▶ _Dataset entries_

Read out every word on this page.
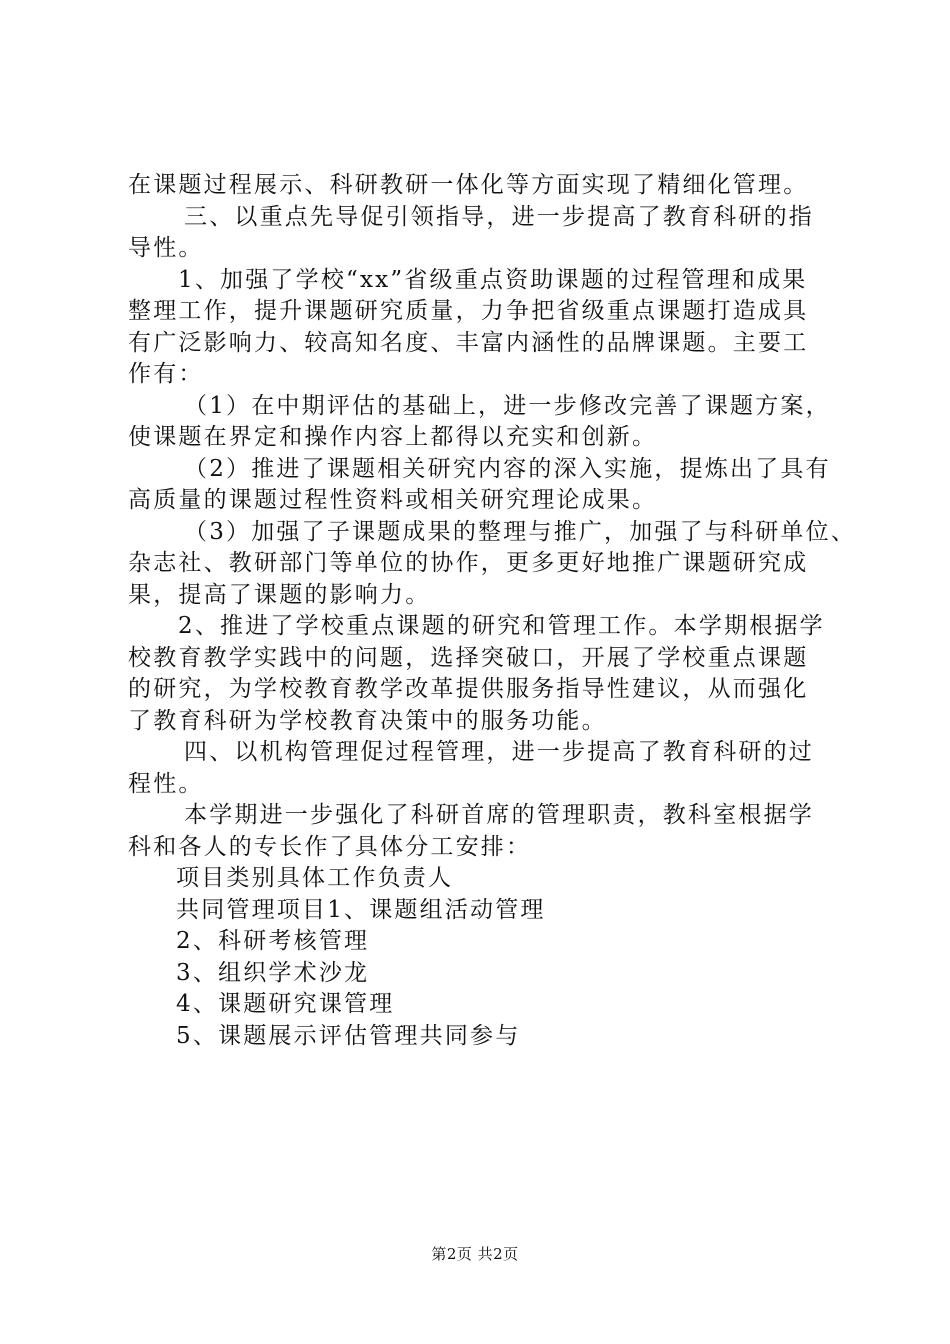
在课题过程展示、科研教研一体化等方面实现了精细化管理。
三、以重点先导促引领指导，进一步提高了教育科研的指
导性。
1、加强了学校“xx”省级重点资助课题的过程管理和成果
整理工作，提升课题研究质量，力争把省级重点课题打造成具
有广泛影响力、较高知名度、丰富内涵性的品牌课题。主要工
作有：
（1）在中期评估的基础上，进一步修改完善了课题方案，
使课题在界定和操作内容上都得以充实和创新。
（2）推进了课题相关研究内容的深入实施，提炼出了具有
高质量的课题过程性资料或相关研究理论成果。
（3）加强了子课题成果的整理与推广，加强了与科研单位、
杂志社、教研部门等单位的协作，更多更好地推广课题研究成
果，提高了课题的影响力。
2、推进了学校重点课题的研究和管理工作。本学期根据学
校教育教学实践中的问题，选择突破口，开展了学校重点课题
的研究，为学校教育教学改革提供服务指导性建议，从而强化
了教育科研为学校教育决策中的服务功能。
四、以机构管理促过程管理，进一步提高了教育科研的过
程性。
本学期进一步强化了科研首席的管理职责，教科室根据学
科和各人的专长作了具体分工安排：
项目类别具体工作负责人
共同管理项目1、课题组活动管理
2、科研考核管理
3、组织学术沙龙
4、课题研究课管理
5、课题展示评估管理共同参与
第2页 共2页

▶ _Description of the task_
Quote each line of the listing exactly, but leave the pictures out.

▶ _Solved exercise_
Read out every word on this page.
在课题过程展示、科研教研一体化等方面实现了精细化管理。
三、以重点先导促引领指导，进一步提高了教育科研的指
导性。
1、加强了学校“xx”省级重点资助课题的过程管理和成果
整理工作，提升课题研究质量，力争把省级重点课题打造成具
有广泛影响力、较高知名度、丰富内涵性的品牌课题。主要工
作有：
（1）在中期评估的基础上，进一步修改完善了课题方案，
使课题在界定和操作内容上都得以充实和创新。
（2）推进了课题相关研究内容的深入实施，提炼出了具有
高质量的课题过程性资料或相关研究理论成果。
（3）加强了子课题成果的整理与推广，加强了与科研单位、
杂志社、教研部门等单位的协作，更多更好地推广课题研究成
果，提高了课题的影响力。
2、推进了学校重点课题的研究和管理工作。本学期根据学
校教育教学实践中的问题，选择突破口，开展了学校重点课题
的研究，为学校教育教学改革提供服务指导性建议，从而强化
了教育科研为学校教育决策中的服务功能。
四、以机构管理促过程管理，进一步提高了教育科研的过
程性。
本学期进一步强化了科研首席的管理职责，教科室根据学
科和各人的专长作了具体分工安排：
项目类别具体工作负责人
共同管理项目1、课题组活动管理
2、科研考核管理
3、组织学术沙龙
4、课题研究课管理
5、课题展示评估管理共同参与
第2页 共2页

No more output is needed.